→ **THE RECORDS**
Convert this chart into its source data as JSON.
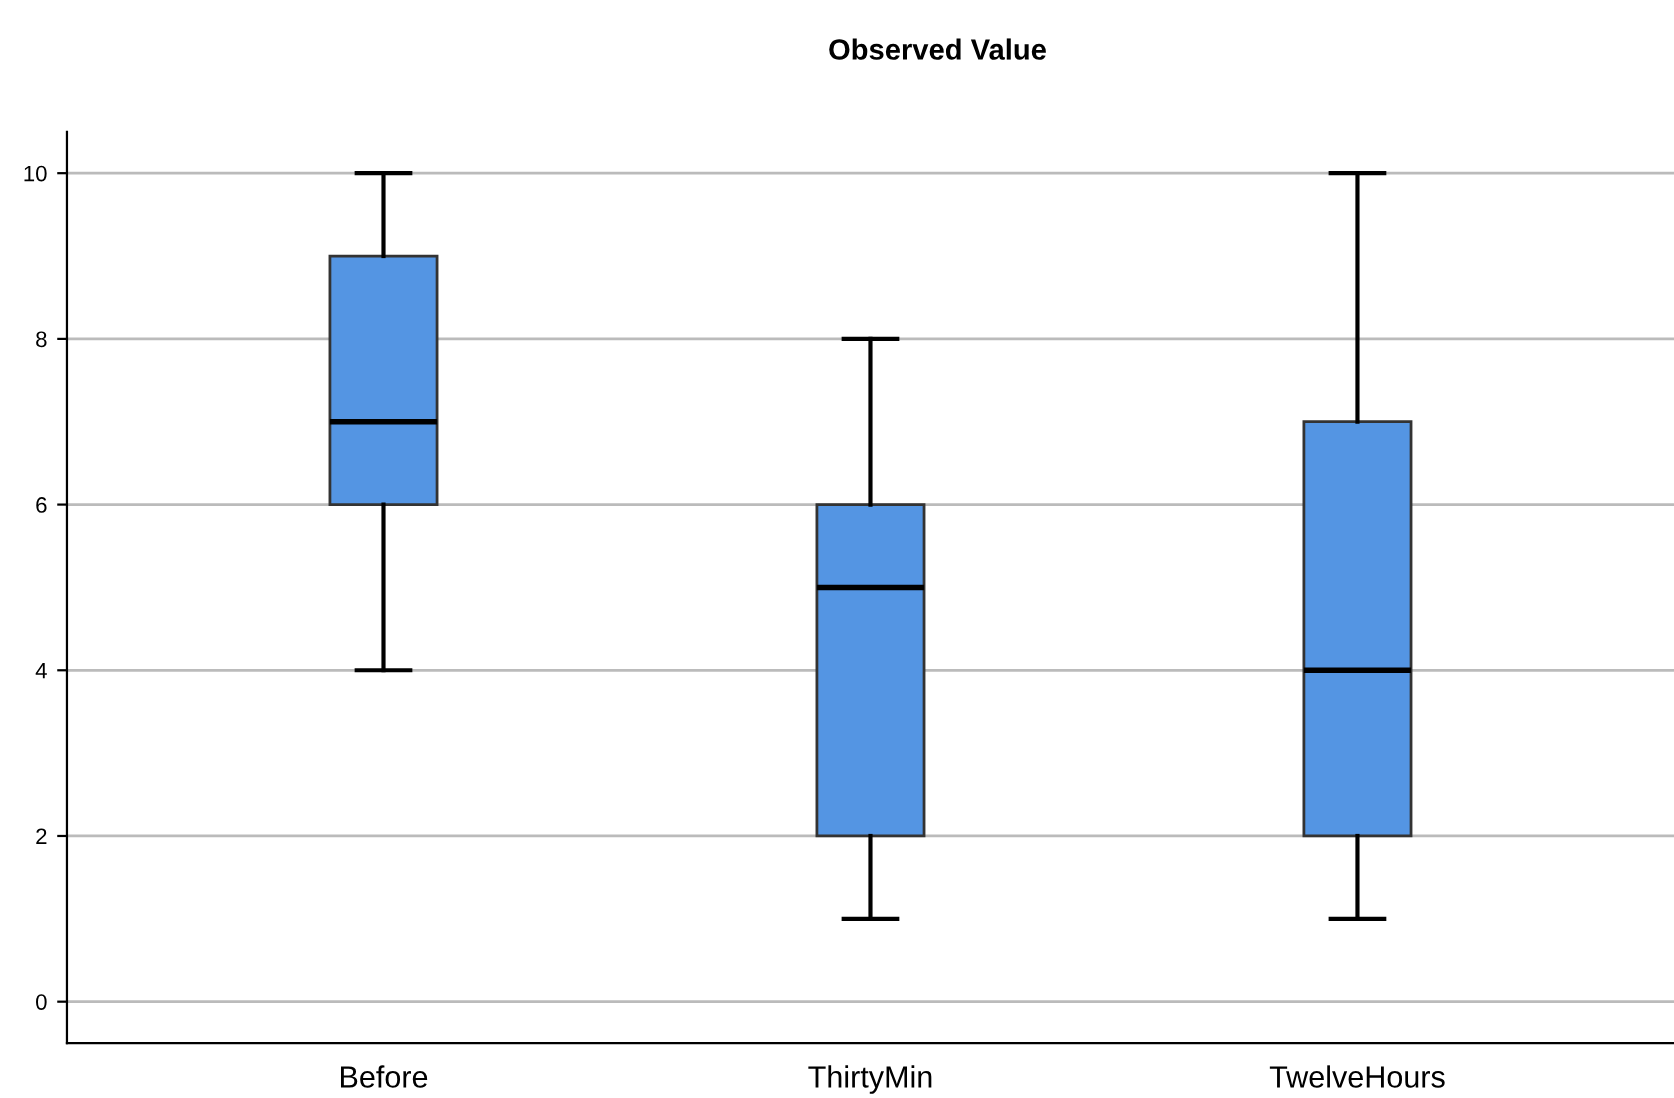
{
  "chart_data": {
    "type": "box",
    "title": "Observed Value",
    "categories": [
      "Before",
      "ThirtyMin",
      "TwelveHours"
    ],
    "series": [
      {
        "color": "#5495e3",
        "boxes": [
          {
            "low": 4,
            "q1": 6,
            "median": 7,
            "q3": 9,
            "high": 10
          },
          {
            "low": 1,
            "q1": 2,
            "median": 5,
            "q3": 6,
            "high": 8
          },
          {
            "low": 1,
            "q1": 2,
            "median": 4,
            "q3": 7,
            "high": 10
          }
        ]
      }
    ],
    "ylim": [
      -0.5,
      10.5
    ],
    "yticks": [
      0,
      2,
      4,
      6,
      8,
      10
    ],
    "grid": "y"
  }
}
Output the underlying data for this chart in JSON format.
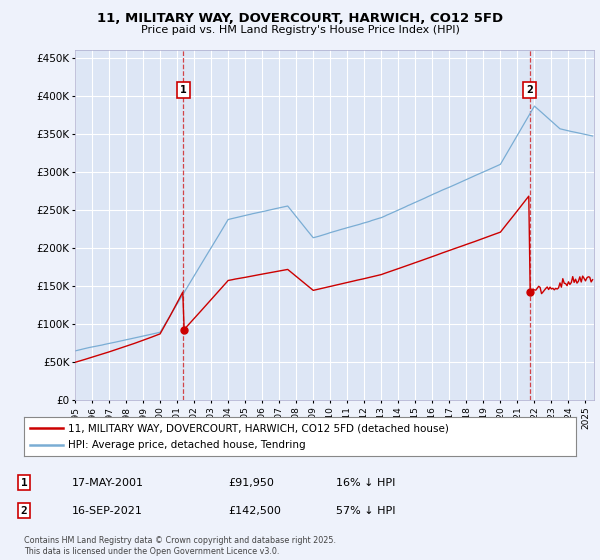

→ **THE PROBLEM**
Where a line above contains the string "JSON", copy that line.

→ **SOLUTION BELOW**
Convert this chart into its source data as JSON.
Output the underlying data for this chart in JSON format.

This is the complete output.